Instructions for the task
Transcribe the full listing exactly, and drop every picture.

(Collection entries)
============
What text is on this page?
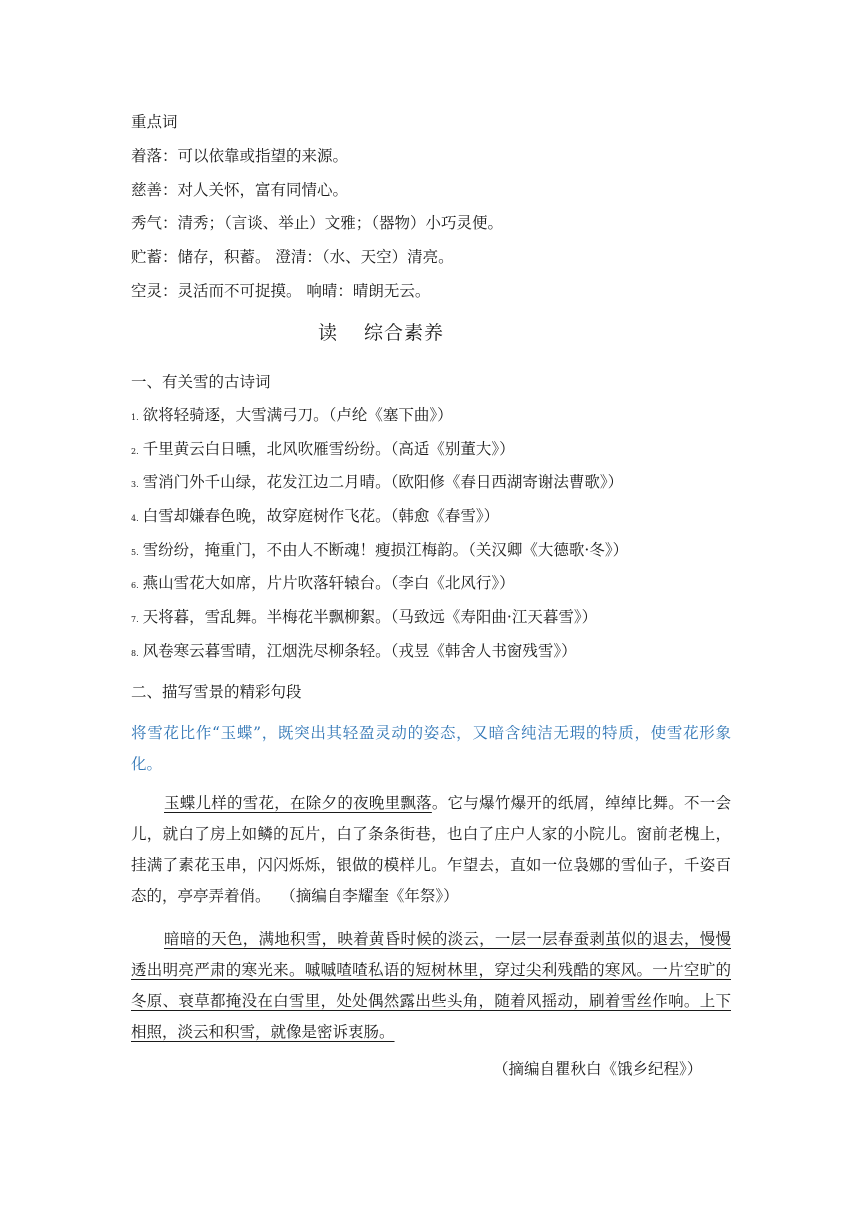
重点词
着落：可以依靠或指望的来源。
慈善：对人关怀，富有同情心。
秀气：清秀；（言谈、举止）文雅；（器物）小巧灵便。
贮蓄：储存，积蓄。 澄清：（水、天空）清亮。
空灵：灵活而不可捉摸。 响晴：晴朗无云。
读 综合素养
一、有关雪的古诗词
1. 欲将轻骑逐，大雪满弓刀。（卢纶《塞下曲》）
2. 千里黄云白日曛，北风吹雁雪纷纷。（高适《别董大》）
3. 雪消门外千山绿，花发江边二月晴。（欧阳修《春日西湖寄谢法曹歌》）
4. 白雪却嫌春色晚，故穿庭树作飞花。（韩愈《春雪》）
5. 雪纷纷，掩重门，不由人不断魂！瘦损江梅韵。（关汉卿《大德歌·冬》）
6. 燕山雪花大如席，片片吹落轩辕台。（李白《北风行》）
7. 天将暮，雪乱舞。半梅花半飘柳絮。（马致远《寿阳曲·江天暮雪》）
8. 风卷寒云暮雪晴，江烟洗尽柳条轻。（戎昱《韩舍人书窗残雪》）
二、描写雪景的精彩句段
将雪花比作“玉蝶”，既突出其轻盈灵动的姿态，又暗含纯洁无瑕的特质，使雪花形象化。
玉蝶儿样的雪花，在除夕的夜晚里飘落。它与爆竹爆开的纸屑，绰绰比舞。不一会儿，就白了房上如鳞的瓦片，白了条条街巷，也白了庄户人家的小院儿。窗前老槐上，挂满了素花玉串，闪闪烁烁，银做的模样儿。乍望去，直如一位袅娜的雪仙子，千姿百态的，亭亭弄着俏。  （摘编自李耀奎《年祭》）
暗暗的天色，满地积雪，映着黄昏时候的淡云，一层一层春蚕剥茧似的退去，慢慢透出明亮严肃的寒光来。嘁嘁喳喳私语的短树林里，穿过尖利残酷的寒风。一片空旷的冬原、衰草都掩没在白雪里，处处偶然露出些头角，随着风摇动，刷着雪丝作响。上下相照，淡云和积雪，就像是密诉衷肠。
（摘编自瞿秋白《饿乡纪程》）
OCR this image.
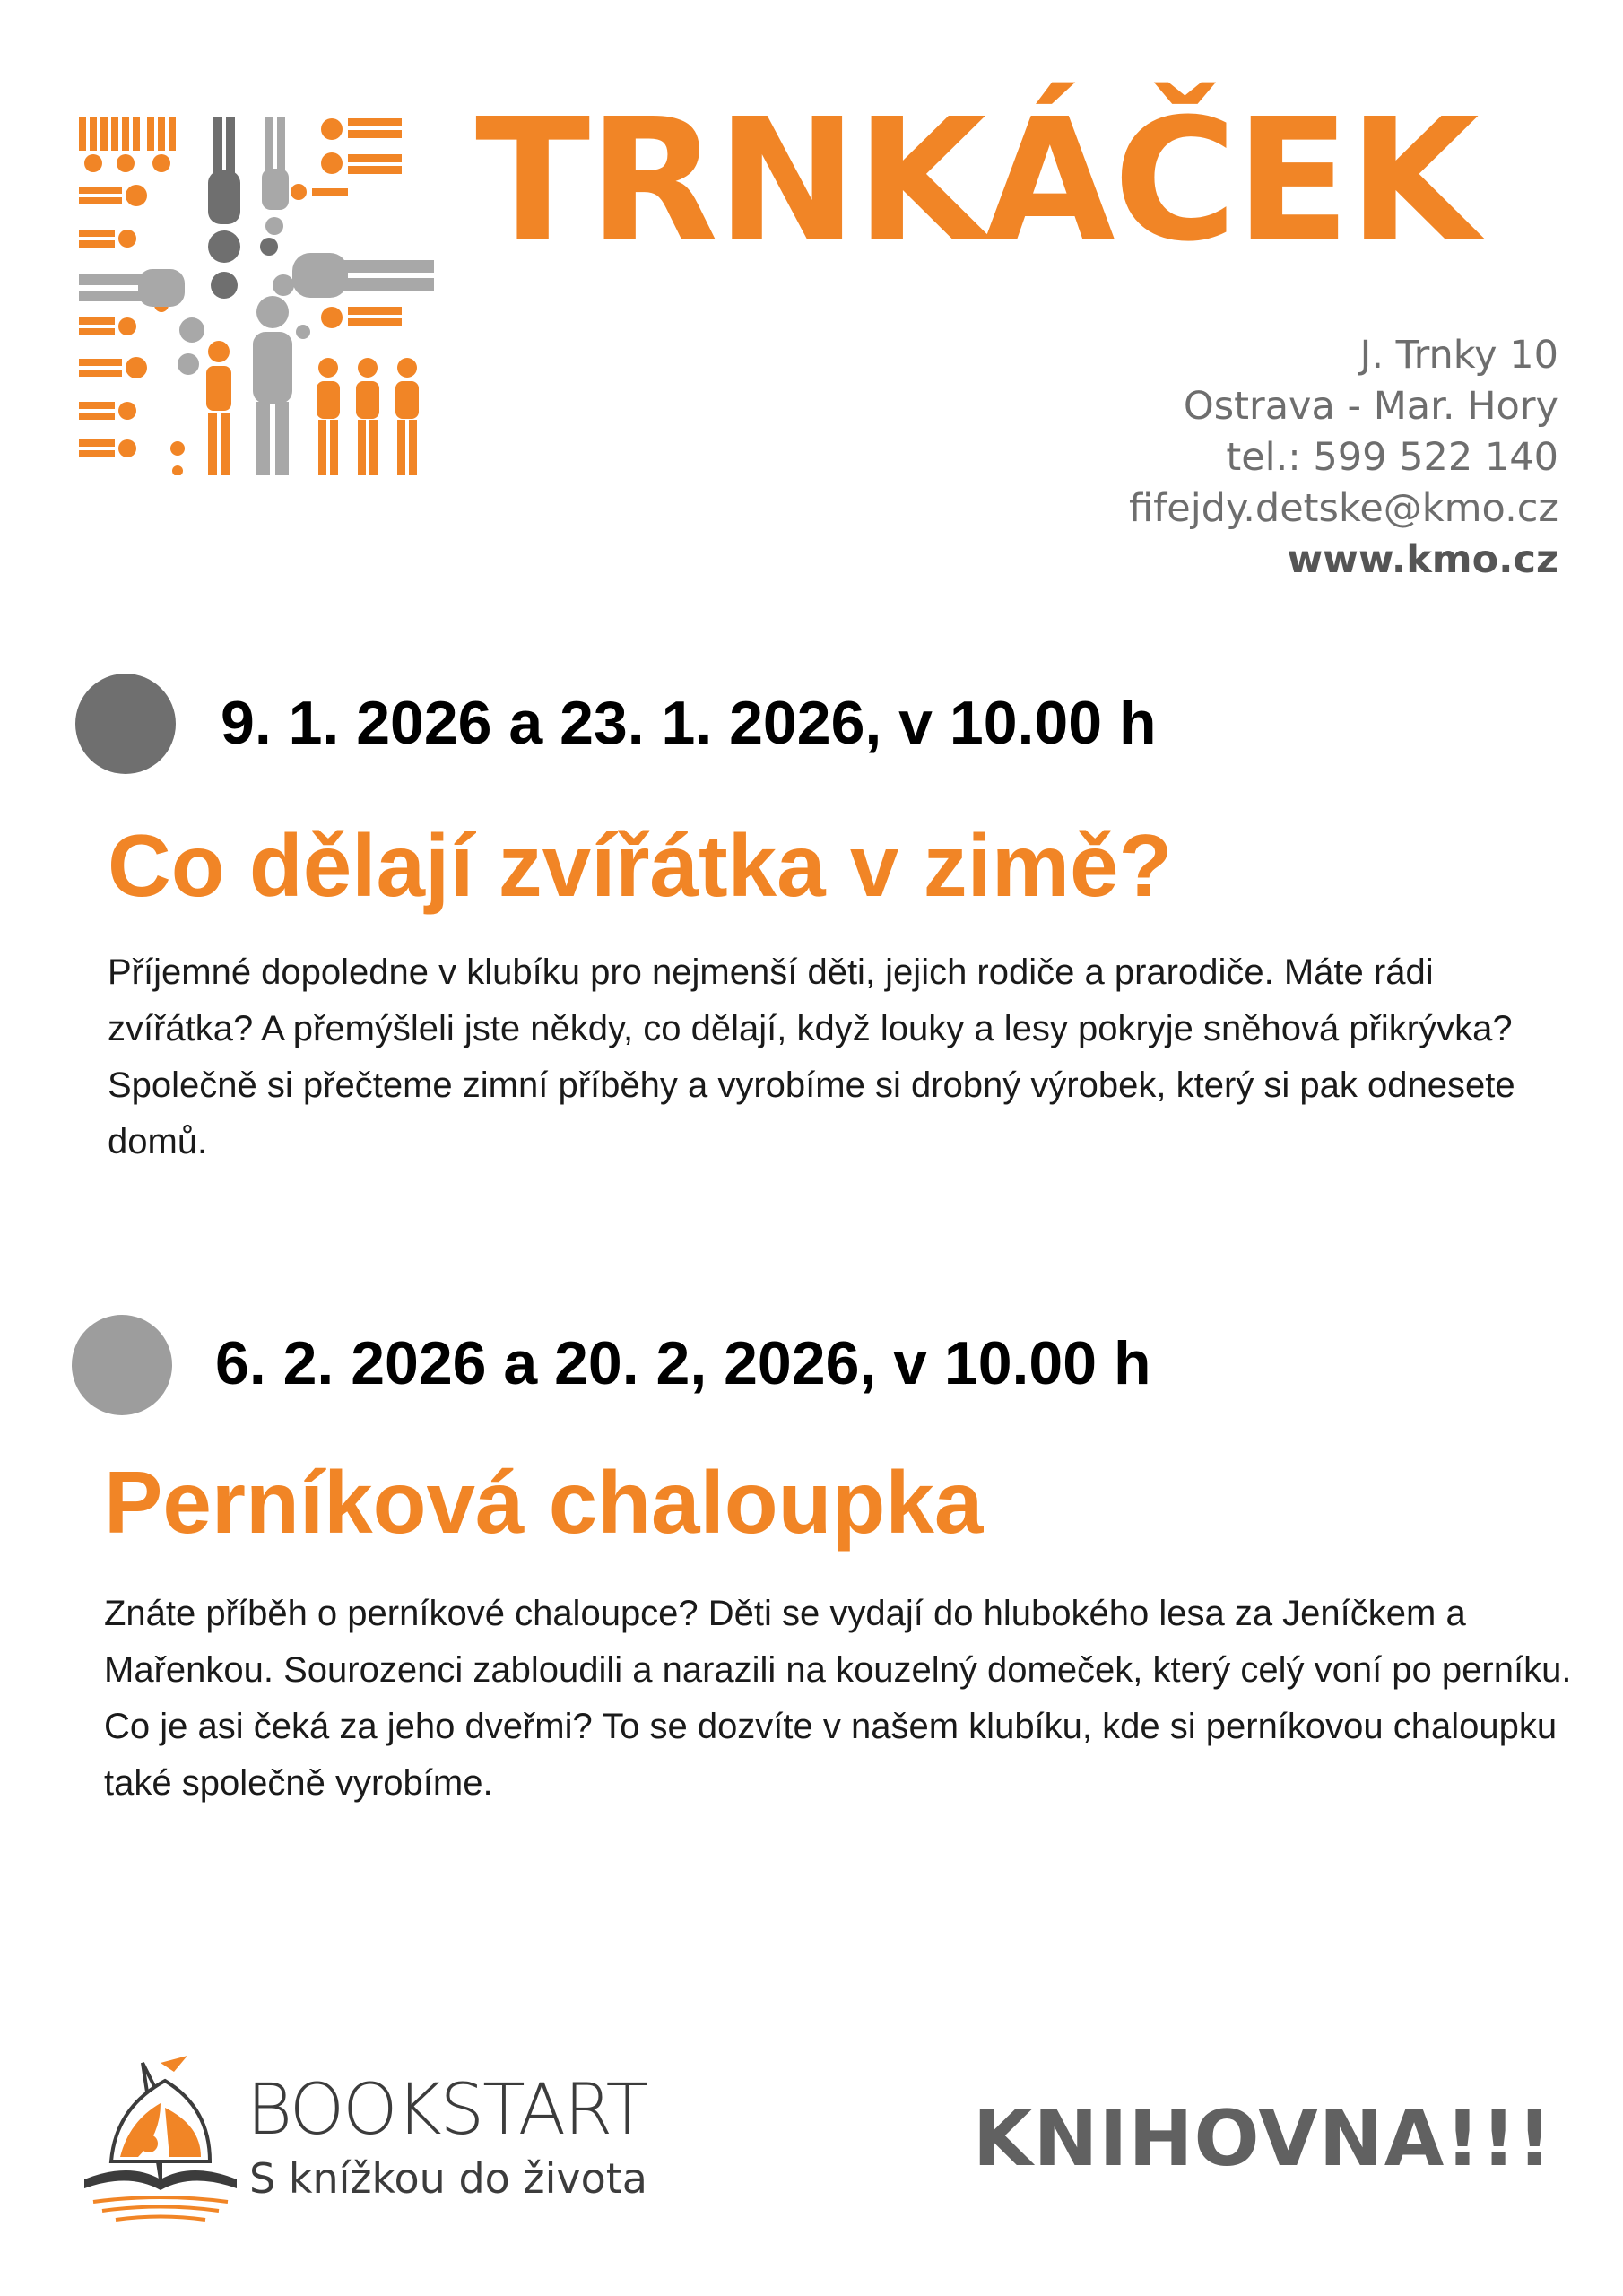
TRNKÁČEK
J. Trnky 10
Ostrava - Mar. Hory
tel.: 599 522 140
fifejdy.detske@kmo.cz
www.kmo.cz
9. 1. 2026 a 23. 1. 2026, v 10.00 h
Co dělají zvířátka v zimě?
Příjemné dopoledne v klubíku pro nejmenší děti, jejich rodiče a prarodiče. Máte rádi zvířátka? A přemýšleli jste někdy, co dělají, když louky a lesy pokryje sněhová přikrývka? Společně si přečteme zimní příběhy a vyrobíme si drobný výrobek, který si pak odnesete domů.
6. 2. 2026 a 20. 2, 2026, v 10.00 h
Perníková chaloupka
Znáte příběh o perníkové chaloupce? Děti se vydají do hlubokého lesa za Jeníčkem a Mařenkou. Sourozenci zabloudili a narazili na kouzelný domeček, který celý voní po perníku. Co je asi čeká za jeho dveřmi? To se dozvíte v našem klubíku, kde si perníkovou chaloupku také společně vyrobíme.
BOOKSTART
S knížkou do života	KNIHOVNA!!!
============
Finished exercise
What text is on this page?
重点词
着落：可以依靠或指望的来源。
慈善：对人关怀，富有同情心。
秀气：清秀；（言谈、举止）文雅；（器物）小巧灵便。
贮蓄：储存，积蓄。 澄清：（水、天空）清亮。
空灵：灵活而不可捉摸。 响晴：晴朗无云。
读 综合素养
一、有关雪的古诗词
1. 欲将轻骑逐，大雪满弓刀。（卢纶《塞下曲》）
2. 千里黄云白日曛，北风吹雁雪纷纷。（高适《别董大》）
3. 雪消门外千山绿，花发江边二月晴。（欧阳修《春日西湖寄谢法曹歌》）
4. 白雪却嫌春色晚，故穿庭树作飞花。（韩愈《春雪》）
5. 雪纷纷，掩重门，不由人不断魂！瘦损江梅韵。（关汉卿《大德歌·冬》）
6. 燕山雪花大如席，片片吹落轩辕台。（李白《北风行》）
7. 天将暮，雪乱舞。半梅花半飘柳絮。（马致远《寿阳曲·江天暮雪》）
8. 风卷寒云暮雪晴，江烟洗尽柳条轻。（戎昱《韩舍人书窗残雪》）
二、描写雪景的精彩句段
将雪花比作“玉蝶”，既突出其轻盈灵动的姿态，又暗含纯洁无瑕的特质，使雪花形象化。
玉蝶儿样的雪花，在除夕的夜晚里飘落。它与爆竹爆开的纸屑，绰绰比舞。不一会儿，就白了房上如鳞的瓦片，白了条条街巷，也白了庄户人家的小院儿。窗前老槐上，挂满了素花玉串，闪闪烁烁，银做的模样儿。乍望去，直如一位袅娜的雪仙子，千姿百态的，亭亭弄着俏。  （摘编自李耀奎《年祭》）
暗暗的天色，满地积雪，映着黄昏时候的淡云，一层一层春蚕剥茧似的退去，慢慢透出明亮严肃的寒光来。嘁嘁喳喳私语的短树林里，穿过尖利残酷的寒风。一片空旷的冬原、衰草都掩没在白雪里，处处偶然露出些头角，随着风摇动，刷着雪丝作响。上下相照，淡云和积雪，就像是密诉衷肠。
（摘编自瞿秋白《饿乡纪程》）
OCR this image.
TRNKÁČEK
J. Trnky 10
Ostrava - Mar. Hory
tel.: 599 522 140
fifejdy.detske@kmo.cz
www.kmo.cz
9. 1. 2026 a 23. 1. 2026, v 10.00 h
Co dělají zvířátka v zimě?
Příjemné dopoledne v klubíku pro nejmenší děti, jejich rodiče a prarodiče. Máte rádi zvířátka? A přemýšleli jste někdy, co dělají, když louky a lesy pokryje sněhová přikrývka? Společně si přečteme zimní příběhy a vyrobíme si drobný výrobek, který si pak odnesete domů.
6. 2. 2026 a 20. 2, 2026, v 10.00 h
Perníková chaloupka
Znáte příběh o perníkové chaloupce? Děti se vydají do hlubokého lesa za Jeníčkem a Mařenkou. Sourozenci zabloudili a narazili na kouzelný domeček, který celý voní po perníku. Co je asi čeká za jeho dveřmi? To se dozvíte v našem klubíku, kde si perníkovou chaloupku také společně vyrobíme.
BOOKSTART
S knížkou do života	KNIHOVNA!!!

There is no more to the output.